▸ WORK TO DO
Only the number is needed: how many lines of the records include "khác"?

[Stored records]

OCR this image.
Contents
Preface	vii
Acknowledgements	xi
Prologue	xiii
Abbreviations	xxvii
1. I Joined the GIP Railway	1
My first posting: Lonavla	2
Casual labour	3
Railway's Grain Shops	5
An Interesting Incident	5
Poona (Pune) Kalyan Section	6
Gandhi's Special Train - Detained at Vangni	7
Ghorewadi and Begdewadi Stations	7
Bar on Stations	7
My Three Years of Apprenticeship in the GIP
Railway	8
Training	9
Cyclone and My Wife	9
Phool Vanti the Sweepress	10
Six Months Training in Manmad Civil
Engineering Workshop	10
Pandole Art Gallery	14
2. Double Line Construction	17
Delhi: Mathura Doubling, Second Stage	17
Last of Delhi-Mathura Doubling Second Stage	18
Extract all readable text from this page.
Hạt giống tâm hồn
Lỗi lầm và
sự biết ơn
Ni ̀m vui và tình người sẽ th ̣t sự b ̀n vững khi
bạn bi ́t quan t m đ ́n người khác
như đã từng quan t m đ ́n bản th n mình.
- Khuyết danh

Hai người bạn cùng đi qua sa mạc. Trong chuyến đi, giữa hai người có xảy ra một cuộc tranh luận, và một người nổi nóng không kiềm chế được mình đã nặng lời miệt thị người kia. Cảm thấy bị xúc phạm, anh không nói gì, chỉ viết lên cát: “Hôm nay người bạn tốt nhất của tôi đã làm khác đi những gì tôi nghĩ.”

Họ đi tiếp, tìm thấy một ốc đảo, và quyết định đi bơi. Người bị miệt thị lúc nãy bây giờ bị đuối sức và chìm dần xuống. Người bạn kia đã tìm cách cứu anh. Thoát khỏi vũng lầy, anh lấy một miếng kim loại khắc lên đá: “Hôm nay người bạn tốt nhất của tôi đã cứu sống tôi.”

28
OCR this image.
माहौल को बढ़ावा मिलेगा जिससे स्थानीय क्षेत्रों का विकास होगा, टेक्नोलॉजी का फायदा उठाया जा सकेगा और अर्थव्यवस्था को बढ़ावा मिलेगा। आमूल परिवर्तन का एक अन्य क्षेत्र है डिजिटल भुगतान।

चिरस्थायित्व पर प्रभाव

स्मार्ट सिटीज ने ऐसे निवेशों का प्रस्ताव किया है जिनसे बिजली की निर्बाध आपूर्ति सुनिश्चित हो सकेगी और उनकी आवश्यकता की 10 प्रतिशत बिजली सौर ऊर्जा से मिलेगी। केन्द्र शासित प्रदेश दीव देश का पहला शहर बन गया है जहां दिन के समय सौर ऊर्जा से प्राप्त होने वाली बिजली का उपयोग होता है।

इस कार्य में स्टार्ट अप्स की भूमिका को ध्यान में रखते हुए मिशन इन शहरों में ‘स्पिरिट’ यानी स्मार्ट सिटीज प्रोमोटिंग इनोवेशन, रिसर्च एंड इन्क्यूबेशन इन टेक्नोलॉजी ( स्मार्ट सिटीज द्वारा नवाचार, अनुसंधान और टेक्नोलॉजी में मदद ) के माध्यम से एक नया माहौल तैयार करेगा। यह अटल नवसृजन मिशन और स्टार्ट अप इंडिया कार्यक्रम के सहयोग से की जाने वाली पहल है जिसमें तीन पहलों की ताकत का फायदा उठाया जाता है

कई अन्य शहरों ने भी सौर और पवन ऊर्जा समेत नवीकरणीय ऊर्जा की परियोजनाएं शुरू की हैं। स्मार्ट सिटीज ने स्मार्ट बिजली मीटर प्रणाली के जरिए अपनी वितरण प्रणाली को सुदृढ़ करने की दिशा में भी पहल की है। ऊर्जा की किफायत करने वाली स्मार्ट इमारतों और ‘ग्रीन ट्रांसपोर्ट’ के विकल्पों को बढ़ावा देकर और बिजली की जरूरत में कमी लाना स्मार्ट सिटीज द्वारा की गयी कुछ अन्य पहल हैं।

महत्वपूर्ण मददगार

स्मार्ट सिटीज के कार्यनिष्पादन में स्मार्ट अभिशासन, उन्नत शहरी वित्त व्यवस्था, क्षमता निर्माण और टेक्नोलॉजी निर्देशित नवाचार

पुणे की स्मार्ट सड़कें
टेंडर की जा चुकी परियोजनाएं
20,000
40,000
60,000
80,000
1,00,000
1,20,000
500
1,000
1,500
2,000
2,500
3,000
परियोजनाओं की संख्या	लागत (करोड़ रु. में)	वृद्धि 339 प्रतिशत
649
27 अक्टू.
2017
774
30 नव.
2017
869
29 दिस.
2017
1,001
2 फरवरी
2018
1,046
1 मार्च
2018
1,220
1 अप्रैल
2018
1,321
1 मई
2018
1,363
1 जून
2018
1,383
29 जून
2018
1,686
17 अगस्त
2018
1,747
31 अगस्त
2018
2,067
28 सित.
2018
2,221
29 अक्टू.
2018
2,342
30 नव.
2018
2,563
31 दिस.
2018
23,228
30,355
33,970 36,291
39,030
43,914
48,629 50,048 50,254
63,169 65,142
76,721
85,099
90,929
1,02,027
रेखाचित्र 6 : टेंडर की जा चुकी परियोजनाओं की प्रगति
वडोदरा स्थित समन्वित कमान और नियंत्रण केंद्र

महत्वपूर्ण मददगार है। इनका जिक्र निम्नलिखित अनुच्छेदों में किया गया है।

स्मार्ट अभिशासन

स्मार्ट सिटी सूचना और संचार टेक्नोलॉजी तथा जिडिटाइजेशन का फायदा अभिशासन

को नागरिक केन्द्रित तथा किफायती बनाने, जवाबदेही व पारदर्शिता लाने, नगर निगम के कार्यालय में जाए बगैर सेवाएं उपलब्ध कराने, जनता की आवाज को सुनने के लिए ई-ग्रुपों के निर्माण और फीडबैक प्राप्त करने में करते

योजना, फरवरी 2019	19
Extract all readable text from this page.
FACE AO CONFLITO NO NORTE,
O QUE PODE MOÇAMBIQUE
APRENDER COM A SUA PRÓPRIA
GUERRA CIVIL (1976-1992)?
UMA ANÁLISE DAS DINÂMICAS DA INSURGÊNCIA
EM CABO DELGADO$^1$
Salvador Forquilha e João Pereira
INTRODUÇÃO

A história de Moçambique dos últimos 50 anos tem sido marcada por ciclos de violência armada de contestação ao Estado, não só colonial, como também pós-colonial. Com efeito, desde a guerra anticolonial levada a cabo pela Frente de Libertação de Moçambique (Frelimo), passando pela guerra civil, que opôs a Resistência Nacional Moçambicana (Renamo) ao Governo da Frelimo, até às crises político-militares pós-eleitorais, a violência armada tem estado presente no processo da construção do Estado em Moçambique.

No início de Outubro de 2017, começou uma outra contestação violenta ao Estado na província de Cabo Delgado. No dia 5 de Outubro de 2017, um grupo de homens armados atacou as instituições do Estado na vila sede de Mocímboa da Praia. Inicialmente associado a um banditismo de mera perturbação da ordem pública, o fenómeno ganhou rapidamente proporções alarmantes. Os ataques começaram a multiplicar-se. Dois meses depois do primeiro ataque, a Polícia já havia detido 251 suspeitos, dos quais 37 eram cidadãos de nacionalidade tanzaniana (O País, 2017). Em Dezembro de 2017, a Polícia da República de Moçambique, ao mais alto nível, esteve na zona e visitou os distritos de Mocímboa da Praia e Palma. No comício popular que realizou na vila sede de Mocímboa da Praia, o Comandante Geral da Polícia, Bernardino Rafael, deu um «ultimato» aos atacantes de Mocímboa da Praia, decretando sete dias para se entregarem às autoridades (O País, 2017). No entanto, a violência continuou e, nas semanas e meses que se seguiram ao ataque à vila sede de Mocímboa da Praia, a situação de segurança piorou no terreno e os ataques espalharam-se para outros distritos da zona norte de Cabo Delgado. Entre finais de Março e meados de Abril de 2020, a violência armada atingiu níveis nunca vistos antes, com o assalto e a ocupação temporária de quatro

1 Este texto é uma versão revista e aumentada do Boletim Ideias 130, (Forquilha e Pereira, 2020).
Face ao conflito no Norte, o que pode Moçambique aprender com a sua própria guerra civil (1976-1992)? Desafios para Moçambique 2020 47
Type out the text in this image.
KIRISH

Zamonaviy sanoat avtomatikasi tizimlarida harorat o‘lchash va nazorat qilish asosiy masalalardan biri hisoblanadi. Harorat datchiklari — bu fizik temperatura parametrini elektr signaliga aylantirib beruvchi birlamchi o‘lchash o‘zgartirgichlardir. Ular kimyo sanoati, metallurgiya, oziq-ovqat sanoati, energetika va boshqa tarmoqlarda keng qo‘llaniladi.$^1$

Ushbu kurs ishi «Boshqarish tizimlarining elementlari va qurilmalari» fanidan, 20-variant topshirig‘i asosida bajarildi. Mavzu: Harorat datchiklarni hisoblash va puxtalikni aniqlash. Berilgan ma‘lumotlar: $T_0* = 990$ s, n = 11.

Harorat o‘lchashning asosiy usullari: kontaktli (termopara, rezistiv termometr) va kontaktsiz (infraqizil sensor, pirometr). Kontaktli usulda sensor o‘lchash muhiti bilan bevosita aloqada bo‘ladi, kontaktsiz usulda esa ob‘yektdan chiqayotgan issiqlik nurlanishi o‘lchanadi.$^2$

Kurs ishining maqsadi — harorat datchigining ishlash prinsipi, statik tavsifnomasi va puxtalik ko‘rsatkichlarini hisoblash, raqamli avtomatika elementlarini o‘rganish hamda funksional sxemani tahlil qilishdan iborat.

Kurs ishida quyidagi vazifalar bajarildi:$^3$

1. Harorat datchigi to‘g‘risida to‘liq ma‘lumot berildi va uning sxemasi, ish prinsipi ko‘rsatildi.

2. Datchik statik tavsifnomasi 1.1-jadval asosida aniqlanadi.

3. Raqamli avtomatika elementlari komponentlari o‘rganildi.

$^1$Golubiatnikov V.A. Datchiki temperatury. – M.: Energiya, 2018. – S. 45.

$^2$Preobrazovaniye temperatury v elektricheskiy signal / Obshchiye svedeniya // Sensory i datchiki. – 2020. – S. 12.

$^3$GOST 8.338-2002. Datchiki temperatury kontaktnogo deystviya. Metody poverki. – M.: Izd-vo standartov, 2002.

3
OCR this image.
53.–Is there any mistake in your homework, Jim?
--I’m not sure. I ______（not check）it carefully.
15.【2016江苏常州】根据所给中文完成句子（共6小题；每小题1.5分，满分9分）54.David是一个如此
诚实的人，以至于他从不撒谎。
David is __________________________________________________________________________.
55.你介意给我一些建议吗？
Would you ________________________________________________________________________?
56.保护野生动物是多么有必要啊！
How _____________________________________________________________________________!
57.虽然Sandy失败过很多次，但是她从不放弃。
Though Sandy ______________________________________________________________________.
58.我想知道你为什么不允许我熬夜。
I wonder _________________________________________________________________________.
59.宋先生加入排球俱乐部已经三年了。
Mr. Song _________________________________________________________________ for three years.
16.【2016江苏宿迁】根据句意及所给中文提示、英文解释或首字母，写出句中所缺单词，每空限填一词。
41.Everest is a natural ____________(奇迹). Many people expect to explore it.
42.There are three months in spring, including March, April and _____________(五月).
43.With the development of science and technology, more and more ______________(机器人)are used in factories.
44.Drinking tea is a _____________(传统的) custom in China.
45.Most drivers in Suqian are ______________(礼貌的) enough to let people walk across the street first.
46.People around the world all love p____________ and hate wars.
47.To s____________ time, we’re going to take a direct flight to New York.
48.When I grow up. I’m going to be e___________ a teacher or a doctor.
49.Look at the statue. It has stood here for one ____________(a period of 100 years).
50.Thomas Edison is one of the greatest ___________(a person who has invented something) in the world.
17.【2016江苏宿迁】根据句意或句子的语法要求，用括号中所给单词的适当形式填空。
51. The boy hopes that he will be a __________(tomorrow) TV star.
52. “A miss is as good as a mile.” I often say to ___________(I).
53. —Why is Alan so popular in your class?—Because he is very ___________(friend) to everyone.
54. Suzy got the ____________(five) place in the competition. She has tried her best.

▸ SOLUTION FOR THIS TASK
2